## SHORT EXERCISE
Only a number is expected: how many lines in the data below contain the word "обеспечить".

[Begin]

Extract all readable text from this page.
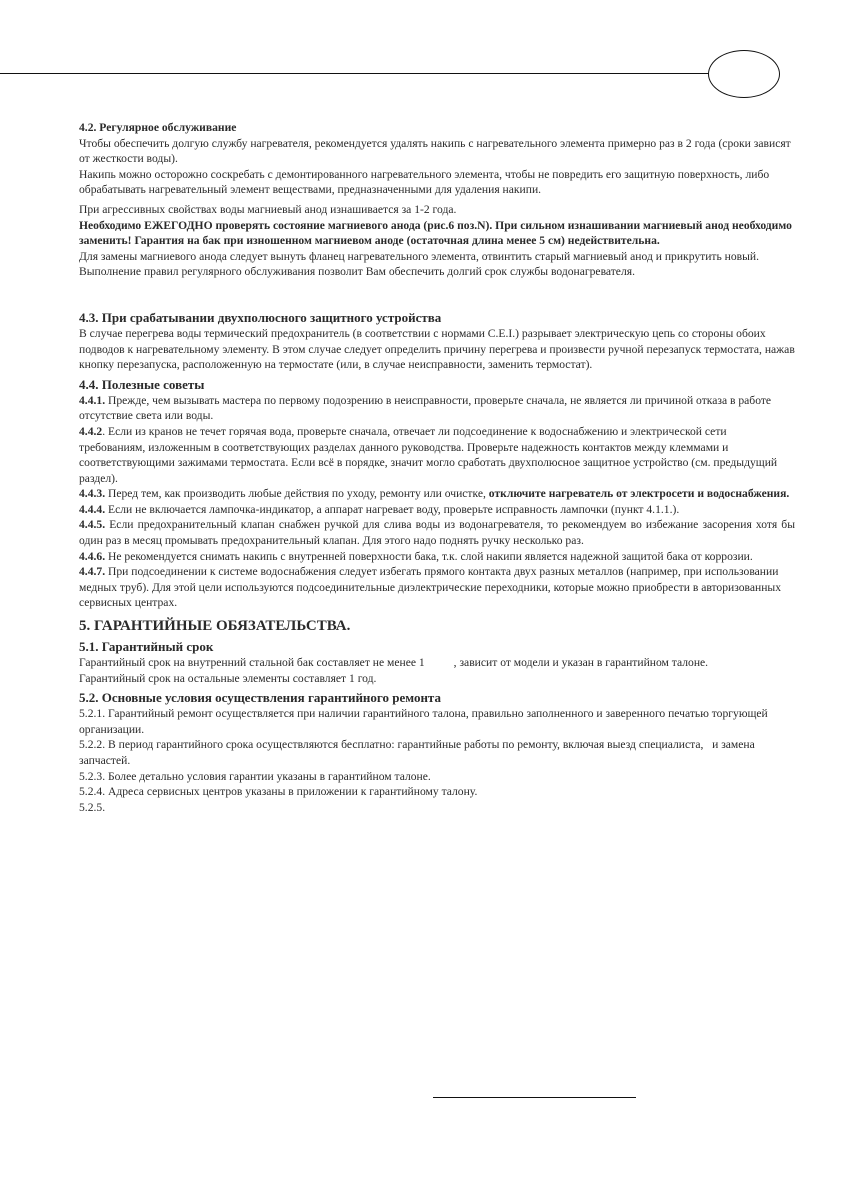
4.2. Регулярное обслуживание

Чтобы обеспечить долгую службу нагревателя, рекомендуется удалять накипь с нагревательного элемента примерно раз в 2 года (сроки зависят от жесткости воды).

Накипь можно осторожно соскребать с демонтированного нагревательного элемента, чтобы не повредить его защитную поверхность, либо обрабатывать нагревательный элемент веществами, предназначенными для удаления накипи.

При агрессивных свойствах воды магниевый анод изнашивается за 1-2 года.

Необходимо ЕЖЕГОДНО проверять состояние магниевого анода (рис.6 поз.N). При сильном изнашивании магниевый анод необходимо заменить! Гарантия на бак при изношенном магниевом аноде (остаточная длина менее 5 см) недействительна.

Для замены магниевого анода следует вынуть фланец нагревательного элемента, отвинтить старый магниевый анод и прикрутить новый.

Выполнение правил регулярного обслуживания позволит Вам обеспечить долгий срок службы водонагревателя.

4.3. При срабатывании двухполюсного защитного устройства

В случае перегрева воды термический предохранитель (в соответствии с нормами C.E.I.) разрывает электрическую цепь со стороны обоих подводов к нагревательному элементу. В этом случае следует определить причину перегрева и произвести ручной перезапуск термостата, нажав кнопку перезапуска, расположенную на термостате (или, в случае неисправности, заменить термостат).

4.4. Полезные советы

4.4.1. Прежде, чем вызывать мастера по первому подозрению в неисправности, проверьте сначала, не является ли причиной отказа в работе отсутствие света или воды.

4.4.2. Если из кранов не течет горячая вода, проверьте сначала, отвечает ли подсоединение к водоснабжению и электрической сети требованиям, изложенным в соответствующих разделах данного руководства. Проверьте надежность контактов между клеммами и соответствующими зажимами термостата. Если всё в порядке, значит могло сработать двухполюсное защитное устройство (см. предыдущий раздел).

4.4.3. Перед тем, как производить любые действия по уходу, ремонту или очистке, отключите нагреватель от электросети и водоснабжения.

4.4.4. Если не включается лампочка-индикатор, а аппарат нагревает воду, проверьте исправность лампочки (пункт 4.1.1.).

4.4.5. Если предохранительный клапан снабжен ручкой для слива воды из водонагревателя, то рекомендуем во избежание засорения хотя бы один раз в месяц промывать предохранительный клапан. Для этого надо поднять ручку несколько раз.

4.4.6. Не рекомендуется снимать накипь с внутренней поверхности бака, т.к. слой накипи является надежной защитой бака от коррозии.

4.4.7. При подсоединении к системе водоснабжения следует избегать прямого контакта двух разных металлов (например, при использовании медных труб). Для этой цели используются подсоединительные диэлектрические переходники, которые можно приобрести в авторизованных сервисных центрах.

5. ГАРАНТИЙНЫЕ ОБЯЗАТЕЛЬСТВА.

5.1. Гарантийный срок

Гарантийный срок на внутренний стальной бак составляет не менее 1          , зависит от модели и указан в гарантийном талоне.

Гарантийный срок на остальные элементы составляет 1 год.

5.2. Основные условия осуществления гарантийного ремонта

5.2.1. Гарантийный ремонт осуществляется при наличии гарантийного талона, правильно заполненного и заверенного печатью торгующей организации.

5.2.2. В период гарантийного срока осуществляются бесплатно: гарантийные работы по ремонту, включая выезд специалиста,   и замена запчастей.

5.2.3. Более детально условия гарантии указаны в гарантийном талоне.

5.2.4. Адреса сервисных центров указаны в приложении к гарантийному талону.

5.2.5.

[End]

## FINAL RESULT
2